RECORDS SHOWN:
§ §

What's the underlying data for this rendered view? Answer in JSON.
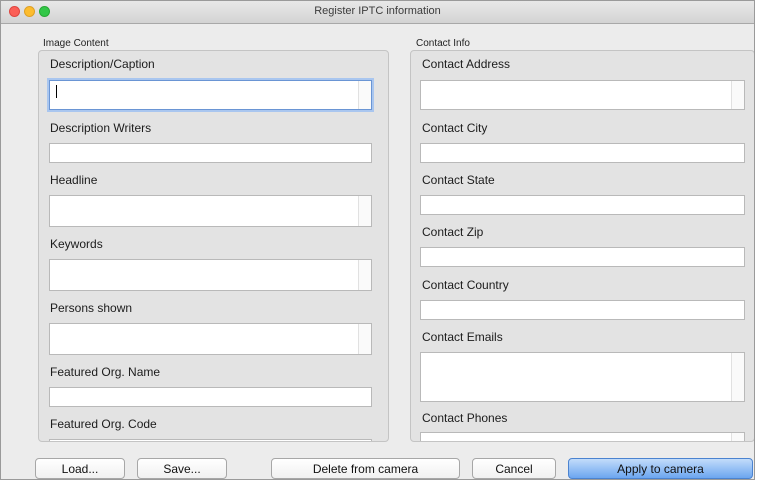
{
  "window": {
    "title": "Register IPTC information"
  },
  "image_content": {
    "group_label": "Image Content",
    "fields": [
      {
        "label": "Description/Caption",
        "value": ""
      },
      {
        "label": "Description Writers",
        "value": ""
      },
      {
        "label": "Headline",
        "value": ""
      },
      {
        "label": "Keywords",
        "value": ""
      },
      {
        "label": "Persons shown",
        "value": ""
      },
      {
        "label": "Featured Org. Name",
        "value": ""
      },
      {
        "label": "Featured Org. Code",
        "value": ""
      }
    ]
  },
  "contact_info": {
    "group_label": "Contact Info",
    "fields": [
      {
        "label": "Contact Address",
        "value": ""
      },
      {
        "label": "Contact City",
        "value": ""
      },
      {
        "label": "Contact State",
        "value": ""
      },
      {
        "label": "Contact Zip",
        "value": ""
      },
      {
        "label": "Contact Country",
        "value": ""
      },
      {
        "label": "Contact Emails",
        "value": ""
      },
      {
        "label": "Contact Phones",
        "value": ""
      }
    ]
  },
  "buttons": {
    "load": "Load...",
    "save": "Save...",
    "delete": "Delete from camera",
    "cancel": "Cancel",
    "apply": "Apply to camera"
  }
}
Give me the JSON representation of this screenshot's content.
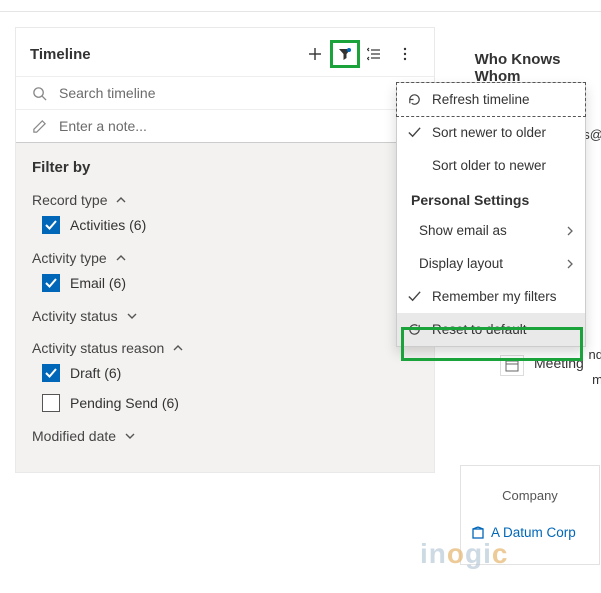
{
  "timeline": {
    "title": "Timeline",
    "search_placeholder": "Search timeline",
    "note_placeholder": "Enter a note..."
  },
  "filter": {
    "heading": "Filter by",
    "record_type_label": "Record type",
    "record_type_item": "Activities (6)",
    "activity_type_label": "Activity type",
    "activity_type_item": "Email (6)",
    "activity_status_label": "Activity status",
    "activity_status_reason_label": "Activity status reason",
    "status_reason_draft": "Draft (6)",
    "status_reason_pending": "Pending Send (6)",
    "modified_date_label": "Modified date"
  },
  "menu": {
    "refresh": "Refresh timeline",
    "sort_newer": "Sort newer to older",
    "sort_older": "Sort older to newer",
    "personal_heading": "Personal Settings",
    "show_email": "Show email as",
    "display_layout": "Display layout",
    "remember_filters": "Remember my filters",
    "reset": "Reset to default"
  },
  "right": {
    "who_knows": "Who Knows Whom",
    "frag_es": "es@",
    "frag_nd": "nd",
    "frag_m": "m",
    "meeting": "Meeting",
    "company_label": "Company",
    "company_name": "A Datum Corp"
  },
  "watermark": "inogic"
}
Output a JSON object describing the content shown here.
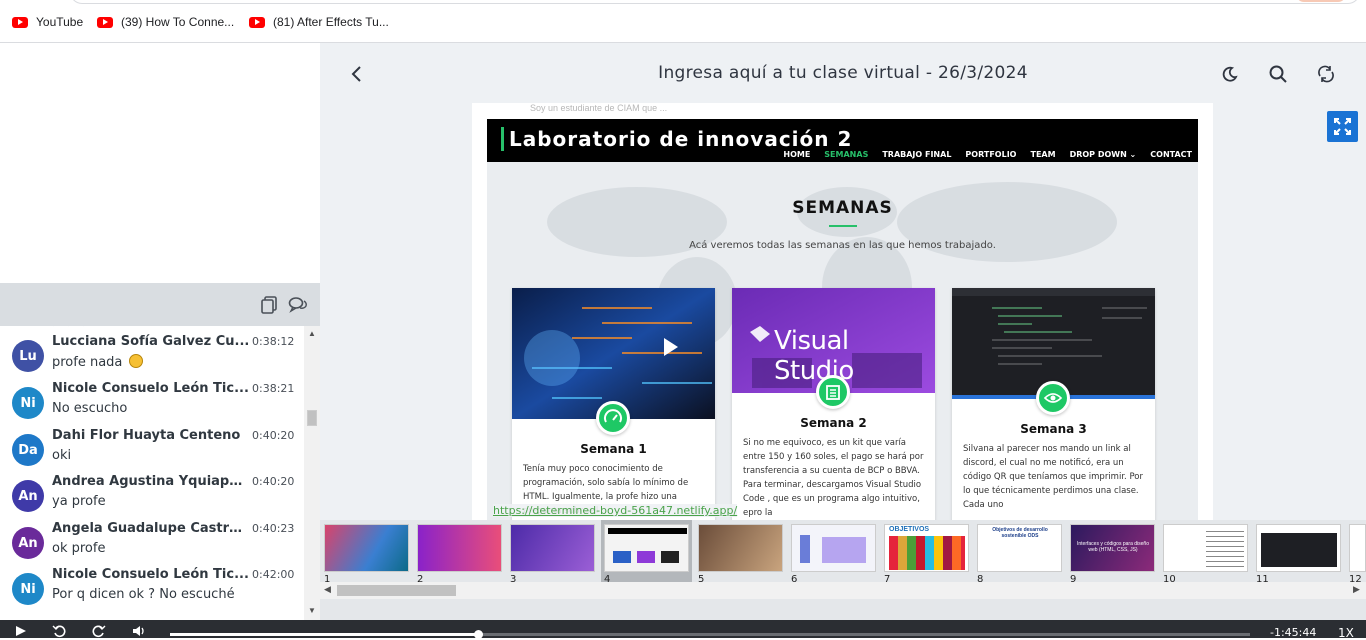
{
  "bookmarks": [
    {
      "label": "YouTube"
    },
    {
      "label": "(39) How To Conne..."
    },
    {
      "label": "(81) After Effects Tu..."
    }
  ],
  "viewer": {
    "title": "Ingresa aquí a tu clase virtual - 26/3/2024",
    "icons": {
      "back": "chevron-left-icon",
      "theme": "moon-icon",
      "search": "search-icon",
      "refresh": "refresh-icon",
      "expand": "expand-icon"
    }
  },
  "chat": {
    "messages": [
      {
        "initials": "Lu",
        "name": "Lucciana Sofía Galvez Cu...",
        "time": "0:38:12",
        "text": "profe nada",
        "emoji": true,
        "color": "#3f51a5"
      },
      {
        "initials": "Ni",
        "name": "Nicole Consuelo León Tic...",
        "time": "0:38:21",
        "text": "No escucho",
        "color": "#1e88c8"
      },
      {
        "initials": "Da",
        "name": "Dahi Flor Huayta Centeno",
        "time": "0:40:20",
        "text": "oki",
        "color": "#1e78c8"
      },
      {
        "initials": "An",
        "name": "Andrea Agustina Yquiapa...",
        "time": "0:40:20",
        "text": "ya profe",
        "color": "#3f3aa8"
      },
      {
        "initials": "An",
        "name": "Angela Guadalupe Castro...",
        "time": "0:40:23",
        "text": "ok profe",
        "color": "#6a2a9a"
      },
      {
        "initials": "Ni",
        "name": "Nicole Consuelo León Tic...",
        "time": "0:42:00",
        "text": "Por q dicen ok ? No escuché",
        "color": "#1e88c8"
      }
    ]
  },
  "slide": {
    "faint_left": "Soy un estudiante de CIAM que ...",
    "site_title": "Laboratorio de innovación 2",
    "nav": [
      "HOME",
      "SEMANAS",
      "TRABAJO FINAL",
      "PORTFOLIO",
      "TEAM",
      "DROP DOWN ⌄",
      "CONTACT"
    ],
    "heading": "SEMANAS",
    "subheading": "Acá veremos todas las semanas en las que hemos trabajado.",
    "cards": [
      {
        "title": "Semana 1",
        "text": "Tenía muy poco conocimiento de programación, solo sabía lo mínimo de HTML. Igualmente, la profe hizo una pregunta sobre el"
      },
      {
        "title": "Semana 2",
        "text": "Si no me equivoco, es un kit que varía entre 150 y 160 soles, el pago se hará por transferencia a su cuenta de BCP o BBVA. Para terminar, descargamos Visual Studio Code , que es un programa algo intuitivo, epro la"
      },
      {
        "title": "Semana 3",
        "text": "Silvana al parecer nos mando un link al discord, el cual no me notificó, era un código QR que teníamos que imprimir. Por lo que técnicamente perdimos una clase. Cada uno"
      }
    ],
    "vs_logo": "Visual Studio",
    "url": "https://determined-boyd-561a47.netlify.app/"
  },
  "thumbnails": [
    {
      "num": "1"
    },
    {
      "num": "2"
    },
    {
      "num": "3"
    },
    {
      "num": "4"
    },
    {
      "num": "5"
    },
    {
      "num": "6"
    },
    {
      "num": "7"
    },
    {
      "num": "8"
    },
    {
      "num": "9"
    },
    {
      "num": "10"
    },
    {
      "num": "11"
    },
    {
      "num": "12"
    }
  ],
  "thumb_text": {
    "t7": "OBJETIVOS",
    "t8": "Objetivos de desarrollo sostenible ODS",
    "t9": "Interfaces y códigos para diseño web (HTML, CSS, JS)"
  },
  "selected_thumbnail": 4,
  "player": {
    "time": "-1:45:44",
    "speed": "1X",
    "progress": 0.285
  }
}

§ §

Write out the full set of lines verbatim, without the pictures.

What's the underlying data for this rendered view? Answer in JSON.
{
  "window": {
    "title": "Register IPTC information"
  },
  "image_content": {
    "group_label": "Image Content",
    "fields": [
      {
        "label": "Description/Caption",
        "value": ""
      },
      {
        "label": "Description Writers",
        "value": ""
      },
      {
        "label": "Headline",
        "value": ""
      },
      {
        "label": "Keywords",
        "value": ""
      },
      {
        "label": "Persons shown",
        "value": ""
      },
      {
        "label": "Featured Org. Name",
        "value": ""
      },
      {
        "label": "Featured Org. Code",
        "value": ""
      }
    ]
  },
  "contact_info": {
    "group_label": "Contact Info",
    "fields": [
      {
        "label": "Contact Address",
        "value": ""
      },
      {
        "label": "Contact City",
        "value": ""
      },
      {
        "label": "Contact State",
        "value": ""
      },
      {
        "label": "Contact Zip",
        "value": ""
      },
      {
        "label": "Contact Country",
        "value": ""
      },
      {
        "label": "Contact Emails",
        "value": ""
      },
      {
        "label": "Contact Phones",
        "value": ""
      }
    ]
  },
  "buttons": {
    "load": "Load...",
    "save": "Save...",
    "delete": "Delete from camera",
    "cancel": "Cancel",
    "apply": "Apply to camera"
  }
}
Give me the JSON representation of this screenshot's content.
{
  "timeline": {
    "title": "Timeline",
    "search_placeholder": "Search timeline",
    "note_placeholder": "Enter a note..."
  },
  "filter": {
    "heading": "Filter by",
    "record_type_label": "Record type",
    "record_type_item": "Activities (6)",
    "activity_type_label": "Activity type",
    "activity_type_item": "Email (6)",
    "activity_status_label": "Activity status",
    "activity_status_reason_label": "Activity status reason",
    "status_reason_draft": "Draft (6)",
    "status_reason_pending": "Pending Send (6)",
    "modified_date_label": "Modified date"
  },
  "menu": {
    "refresh": "Refresh timeline",
    "sort_newer": "Sort newer to older",
    "sort_older": "Sort older to newer",
    "personal_heading": "Personal Settings",
    "show_email": "Show email as",
    "display_layout": "Display layout",
    "remember_filters": "Remember my filters",
    "reset": "Reset to default"
  },
  "right": {
    "who_knows": "Who Knows Whom",
    "frag_es": "es@",
    "frag_nd": "nd",
    "frag_m": "m",
    "meeting": "Meeting",
    "company_label": "Company",
    "company_name": "A Datum Corp"
  },
  "watermark": "inogic"
}
Output a JSON object describing the content shown here.
{
  "bookmarks": [
    {
      "label": "YouTube"
    },
    {
      "label": "(39) How To Conne..."
    },
    {
      "label": "(81) After Effects Tu..."
    }
  ],
  "viewer": {
    "title": "Ingresa aquí a tu clase virtual - 26/3/2024",
    "icons": {
      "back": "chevron-left-icon",
      "theme": "moon-icon",
      "search": "search-icon",
      "refresh": "refresh-icon",
      "expand": "expand-icon"
    }
  },
  "chat": {
    "messages": [
      {
        "initials": "Lu",
        "name": "Lucciana Sofía Galvez Cu...",
        "time": "0:38:12",
        "text": "profe nada",
        "emoji": true,
        "color": "#3f51a5"
      },
      {
        "initials": "Ni",
        "name": "Nicole Consuelo León Tic...",
        "time": "0:38:21",
        "text": "No escucho",
        "color": "#1e88c8"
      },
      {
        "initials": "Da",
        "name": "Dahi Flor Huayta Centeno",
        "time": "0:40:20",
        "text": "oki",
        "color": "#1e78c8"
      },
      {
        "initials": "An",
        "name": "Andrea Agustina Yquiapa...",
        "time": "0:40:20",
        "text": "ya profe",
        "color": "#3f3aa8"
      },
      {
        "initials": "An",
        "name": "Angela Guadalupe Castro...",
        "time": "0:40:23",
        "text": "ok profe",
        "color": "#6a2a9a"
      },
      {
        "initials": "Ni",
        "name": "Nicole Consuelo León Tic...",
        "time": "0:42:00",
        "text": "Por q dicen ok ? No escuché",
        "color": "#1e88c8"
      }
    ]
  },
  "slide": {
    "faint_left": "Soy un estudiante de CIAM que ...",
    "site_title": "Laboratorio de innovación 2",
    "nav": [
      "HOME",
      "SEMANAS",
      "TRABAJO FINAL",
      "PORTFOLIO",
      "TEAM",
      "DROP DOWN ⌄",
      "CONTACT"
    ],
    "heading": "SEMANAS",
    "subheading": "Acá veremos todas las semanas en las que hemos trabajado.",
    "cards": [
      {
        "title": "Semana 1",
        "text": "Tenía muy poco conocimiento de programación, solo sabía lo mínimo de HTML. Igualmente, la profe hizo una pregunta sobre el"
      },
      {
        "title": "Semana 2",
        "text": "Si no me equivoco, es un kit que varía entre 150 y 160 soles, el pago se hará por transferencia a su cuenta de BCP o BBVA. Para terminar, descargamos Visual Studio Code , que es un programa algo intuitivo, epro la"
      },
      {
        "title": "Semana 3",
        "text": "Silvana al parecer nos mando un link al discord, el cual no me notificó, era un código QR que teníamos que imprimir. Por lo que técnicamente perdimos una clase. Cada uno"
      }
    ],
    "vs_logo": "Visual Studio",
    "url": "https://determined-boyd-561a47.netlify.app/"
  },
  "thumbnails": [
    {
      "num": "1"
    },
    {
      "num": "2"
    },
    {
      "num": "3"
    },
    {
      "num": "4"
    },
    {
      "num": "5"
    },
    {
      "num": "6"
    },
    {
      "num": "7"
    },
    {
      "num": "8"
    },
    {
      "num": "9"
    },
    {
      "num": "10"
    },
    {
      "num": "11"
    },
    {
      "num": "12"
    }
  ],
  "thumb_text": {
    "t7": "OBJETIVOS",
    "t8": "Objetivos de desarrollo sostenible ODS",
    "t9": "Interfaces y códigos para diseño web (HTML, CSS, JS)"
  },
  "selected_thumbnail": 4,
  "player": {
    "time": "-1:45:44",
    "speed": "1X",
    "progress": 0.285
  }
}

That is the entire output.